> EXERCISE
Your task is to give the number of lines in the listing that include "coordinate", and nothing else.

[Figure collection entries]
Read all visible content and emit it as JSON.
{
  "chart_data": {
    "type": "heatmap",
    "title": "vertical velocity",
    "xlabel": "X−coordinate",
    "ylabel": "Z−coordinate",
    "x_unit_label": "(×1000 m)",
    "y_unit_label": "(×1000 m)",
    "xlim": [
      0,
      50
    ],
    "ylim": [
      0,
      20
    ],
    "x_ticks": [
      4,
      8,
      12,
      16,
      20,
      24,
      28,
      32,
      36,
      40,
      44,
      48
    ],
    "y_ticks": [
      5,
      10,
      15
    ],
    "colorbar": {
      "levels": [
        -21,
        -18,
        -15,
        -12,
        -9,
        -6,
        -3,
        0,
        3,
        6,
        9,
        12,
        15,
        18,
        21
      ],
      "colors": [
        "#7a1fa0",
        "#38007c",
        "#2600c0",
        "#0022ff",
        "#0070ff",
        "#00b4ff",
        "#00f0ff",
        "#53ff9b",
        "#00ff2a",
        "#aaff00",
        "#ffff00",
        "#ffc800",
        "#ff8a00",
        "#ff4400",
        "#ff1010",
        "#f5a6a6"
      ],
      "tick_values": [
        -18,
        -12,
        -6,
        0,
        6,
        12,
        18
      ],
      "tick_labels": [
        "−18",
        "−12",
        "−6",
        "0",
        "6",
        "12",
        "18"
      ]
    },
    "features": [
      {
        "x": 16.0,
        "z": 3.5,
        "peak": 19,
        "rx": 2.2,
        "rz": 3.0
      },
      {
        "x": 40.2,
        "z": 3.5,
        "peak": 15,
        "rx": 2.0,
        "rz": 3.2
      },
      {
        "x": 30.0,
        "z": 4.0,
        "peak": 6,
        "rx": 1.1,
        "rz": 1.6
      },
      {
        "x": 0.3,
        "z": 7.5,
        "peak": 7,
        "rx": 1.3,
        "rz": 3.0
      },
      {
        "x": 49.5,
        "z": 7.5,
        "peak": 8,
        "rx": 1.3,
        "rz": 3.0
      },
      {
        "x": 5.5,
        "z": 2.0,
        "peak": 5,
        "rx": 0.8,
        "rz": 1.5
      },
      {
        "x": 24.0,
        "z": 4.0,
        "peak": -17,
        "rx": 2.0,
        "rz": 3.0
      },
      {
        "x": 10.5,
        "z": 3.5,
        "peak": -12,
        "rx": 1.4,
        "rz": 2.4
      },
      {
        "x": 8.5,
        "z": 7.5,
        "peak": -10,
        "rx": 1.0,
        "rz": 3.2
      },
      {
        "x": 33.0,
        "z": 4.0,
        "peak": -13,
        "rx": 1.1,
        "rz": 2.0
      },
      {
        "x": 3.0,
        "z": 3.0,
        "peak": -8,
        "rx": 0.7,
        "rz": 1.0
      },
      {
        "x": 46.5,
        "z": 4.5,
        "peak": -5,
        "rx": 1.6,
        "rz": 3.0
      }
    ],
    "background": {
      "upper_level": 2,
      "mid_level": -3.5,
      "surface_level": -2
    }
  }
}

> TASK SOLUTION
2